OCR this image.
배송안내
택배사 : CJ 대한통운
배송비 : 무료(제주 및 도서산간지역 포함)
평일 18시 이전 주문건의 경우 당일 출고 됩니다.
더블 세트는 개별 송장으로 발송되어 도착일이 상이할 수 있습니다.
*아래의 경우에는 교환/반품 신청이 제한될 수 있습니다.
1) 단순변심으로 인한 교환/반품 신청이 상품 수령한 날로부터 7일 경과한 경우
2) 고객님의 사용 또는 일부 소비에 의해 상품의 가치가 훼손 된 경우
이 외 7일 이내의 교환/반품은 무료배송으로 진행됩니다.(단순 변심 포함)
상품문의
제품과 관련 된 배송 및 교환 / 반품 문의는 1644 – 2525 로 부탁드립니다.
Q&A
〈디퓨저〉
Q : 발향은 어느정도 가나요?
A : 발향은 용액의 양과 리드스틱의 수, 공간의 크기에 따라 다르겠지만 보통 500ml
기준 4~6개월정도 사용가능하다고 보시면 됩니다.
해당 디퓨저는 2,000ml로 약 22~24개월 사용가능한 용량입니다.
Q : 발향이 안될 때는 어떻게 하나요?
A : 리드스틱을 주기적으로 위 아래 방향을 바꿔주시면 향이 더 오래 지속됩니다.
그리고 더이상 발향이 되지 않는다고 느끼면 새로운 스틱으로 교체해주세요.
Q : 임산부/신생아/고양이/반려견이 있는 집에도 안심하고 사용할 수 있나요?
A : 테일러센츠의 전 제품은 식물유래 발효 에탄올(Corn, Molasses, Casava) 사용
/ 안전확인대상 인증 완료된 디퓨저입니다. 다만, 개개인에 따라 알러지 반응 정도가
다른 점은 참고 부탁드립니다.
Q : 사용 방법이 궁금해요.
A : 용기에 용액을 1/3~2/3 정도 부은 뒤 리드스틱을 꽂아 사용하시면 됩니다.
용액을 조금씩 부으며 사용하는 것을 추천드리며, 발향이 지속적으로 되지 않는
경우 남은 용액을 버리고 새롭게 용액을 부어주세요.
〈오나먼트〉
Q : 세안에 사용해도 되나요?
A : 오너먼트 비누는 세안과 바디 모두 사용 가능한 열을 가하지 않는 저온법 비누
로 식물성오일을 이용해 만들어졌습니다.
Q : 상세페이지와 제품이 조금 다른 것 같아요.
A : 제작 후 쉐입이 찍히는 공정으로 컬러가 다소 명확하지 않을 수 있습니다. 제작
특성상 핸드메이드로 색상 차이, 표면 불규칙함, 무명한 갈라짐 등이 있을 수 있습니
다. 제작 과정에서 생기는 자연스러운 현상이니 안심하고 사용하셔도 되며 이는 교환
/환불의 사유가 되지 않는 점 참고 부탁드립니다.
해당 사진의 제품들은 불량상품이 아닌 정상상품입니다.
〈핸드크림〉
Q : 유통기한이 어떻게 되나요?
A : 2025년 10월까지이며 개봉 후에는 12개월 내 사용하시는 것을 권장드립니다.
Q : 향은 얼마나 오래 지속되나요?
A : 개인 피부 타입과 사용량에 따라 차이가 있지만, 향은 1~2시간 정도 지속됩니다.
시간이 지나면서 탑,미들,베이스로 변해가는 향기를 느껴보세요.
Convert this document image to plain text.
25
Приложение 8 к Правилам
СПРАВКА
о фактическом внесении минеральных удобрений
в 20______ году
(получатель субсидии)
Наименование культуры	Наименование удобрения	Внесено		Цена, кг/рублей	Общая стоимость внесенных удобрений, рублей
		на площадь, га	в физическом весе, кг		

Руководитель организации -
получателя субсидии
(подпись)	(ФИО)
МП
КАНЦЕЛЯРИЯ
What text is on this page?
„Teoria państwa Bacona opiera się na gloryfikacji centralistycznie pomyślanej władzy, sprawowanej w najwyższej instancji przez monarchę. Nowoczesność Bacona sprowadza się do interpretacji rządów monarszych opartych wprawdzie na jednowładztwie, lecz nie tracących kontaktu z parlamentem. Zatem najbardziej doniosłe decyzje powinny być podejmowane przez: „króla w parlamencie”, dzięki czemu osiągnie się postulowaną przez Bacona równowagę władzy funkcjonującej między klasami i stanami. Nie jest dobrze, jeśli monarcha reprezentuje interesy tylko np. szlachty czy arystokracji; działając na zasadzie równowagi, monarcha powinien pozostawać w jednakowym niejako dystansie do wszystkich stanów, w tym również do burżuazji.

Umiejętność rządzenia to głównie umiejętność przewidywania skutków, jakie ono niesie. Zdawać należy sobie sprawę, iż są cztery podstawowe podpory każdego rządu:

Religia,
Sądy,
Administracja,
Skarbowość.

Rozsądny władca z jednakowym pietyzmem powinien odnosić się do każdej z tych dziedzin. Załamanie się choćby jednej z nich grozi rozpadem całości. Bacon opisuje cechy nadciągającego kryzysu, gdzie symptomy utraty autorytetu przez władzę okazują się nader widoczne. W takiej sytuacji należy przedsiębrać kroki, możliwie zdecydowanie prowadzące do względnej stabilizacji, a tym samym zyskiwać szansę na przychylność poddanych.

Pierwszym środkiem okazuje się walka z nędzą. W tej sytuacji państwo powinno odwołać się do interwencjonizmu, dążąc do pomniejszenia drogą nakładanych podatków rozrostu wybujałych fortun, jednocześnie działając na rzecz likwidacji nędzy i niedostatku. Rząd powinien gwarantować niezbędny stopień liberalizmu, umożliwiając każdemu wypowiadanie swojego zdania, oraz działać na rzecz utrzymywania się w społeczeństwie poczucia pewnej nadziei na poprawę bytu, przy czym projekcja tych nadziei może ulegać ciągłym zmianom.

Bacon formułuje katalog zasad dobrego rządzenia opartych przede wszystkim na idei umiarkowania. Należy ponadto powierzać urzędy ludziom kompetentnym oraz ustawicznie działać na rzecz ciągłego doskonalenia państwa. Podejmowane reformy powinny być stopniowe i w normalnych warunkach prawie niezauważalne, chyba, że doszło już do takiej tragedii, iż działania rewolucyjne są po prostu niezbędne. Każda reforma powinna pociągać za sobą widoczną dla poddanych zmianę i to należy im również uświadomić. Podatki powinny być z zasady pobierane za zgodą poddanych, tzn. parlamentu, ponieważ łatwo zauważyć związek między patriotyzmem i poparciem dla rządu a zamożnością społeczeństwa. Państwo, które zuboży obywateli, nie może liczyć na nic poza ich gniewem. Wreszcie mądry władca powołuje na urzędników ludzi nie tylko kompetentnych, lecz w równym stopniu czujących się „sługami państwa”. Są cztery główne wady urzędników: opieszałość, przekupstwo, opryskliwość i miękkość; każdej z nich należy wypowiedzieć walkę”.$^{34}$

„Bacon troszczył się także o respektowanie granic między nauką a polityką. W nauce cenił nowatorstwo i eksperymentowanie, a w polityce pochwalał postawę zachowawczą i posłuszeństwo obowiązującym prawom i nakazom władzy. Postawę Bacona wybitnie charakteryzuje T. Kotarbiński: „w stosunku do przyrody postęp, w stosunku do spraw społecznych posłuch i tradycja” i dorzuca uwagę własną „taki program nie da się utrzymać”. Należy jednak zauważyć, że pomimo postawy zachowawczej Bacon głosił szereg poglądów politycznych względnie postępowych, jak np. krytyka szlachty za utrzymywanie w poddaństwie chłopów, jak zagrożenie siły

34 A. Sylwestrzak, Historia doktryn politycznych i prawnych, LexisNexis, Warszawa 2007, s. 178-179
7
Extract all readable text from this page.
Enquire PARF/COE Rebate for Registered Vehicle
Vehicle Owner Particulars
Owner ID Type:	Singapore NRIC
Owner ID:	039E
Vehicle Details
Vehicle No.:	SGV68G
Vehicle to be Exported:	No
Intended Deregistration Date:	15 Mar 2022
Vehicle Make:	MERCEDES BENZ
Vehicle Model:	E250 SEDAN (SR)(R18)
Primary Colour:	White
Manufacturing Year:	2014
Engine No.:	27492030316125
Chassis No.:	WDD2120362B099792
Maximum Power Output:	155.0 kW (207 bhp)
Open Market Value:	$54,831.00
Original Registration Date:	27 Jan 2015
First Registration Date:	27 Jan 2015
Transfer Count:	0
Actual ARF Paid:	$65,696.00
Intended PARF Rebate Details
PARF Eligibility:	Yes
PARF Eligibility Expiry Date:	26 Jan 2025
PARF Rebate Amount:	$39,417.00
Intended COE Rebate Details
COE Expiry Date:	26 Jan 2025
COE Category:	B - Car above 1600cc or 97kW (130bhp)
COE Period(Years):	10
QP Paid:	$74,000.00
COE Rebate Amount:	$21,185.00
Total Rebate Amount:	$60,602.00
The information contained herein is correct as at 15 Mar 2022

● ● ●

### PROMPT
From the records above, pull out each line that has "jednakowym".

### CORRECT OUTPUT
„Teoria państwa Bacona opiera się na gloryfikacji centralistycznie pomyślanej władzy, sprawowanej w najwyższej instancji przez monarchę. Nowoczesność Bacona sprowadza się do interpretacji rządów monarszych opartych wprawdzie na jednowładztwie, lecz nie tracących kontaktu z parlamentem. Zatem najbardziej doniosłe decyzje powinny być podejmowane przez: „króla w parlamencie”, dzięki czemu osiągnie się postulowaną przez Bacona równowagę władzy funkcjonującej między klasami i stanami. Nie jest dobrze, jeśli monarcha reprezentuje interesy tylko np. szlachty czy arystokracji; działając na zasadzie równowagi, monarcha powinien pozostawać w jednakowym niejako dystansie do wszystkich stanów, w tym również do burżuazji.
Rozsądny władca z jednakowym pietyzmem powinien odnosić się do każdej z tych dziedzin. Załamanie się choćby jednej z nich grozi rozpadem całości. Bacon opisuje cechy nadciągającego kryzysu, gdzie symptomy utraty autorytetu przez władzę okazują się nader widoczne. W takiej sytuacji należy przedsiębrać kroki, możliwie zdecydowanie prowadzące do względnej stabilizacji, a tym samym zyskiwać szansę na przychylność poddanych.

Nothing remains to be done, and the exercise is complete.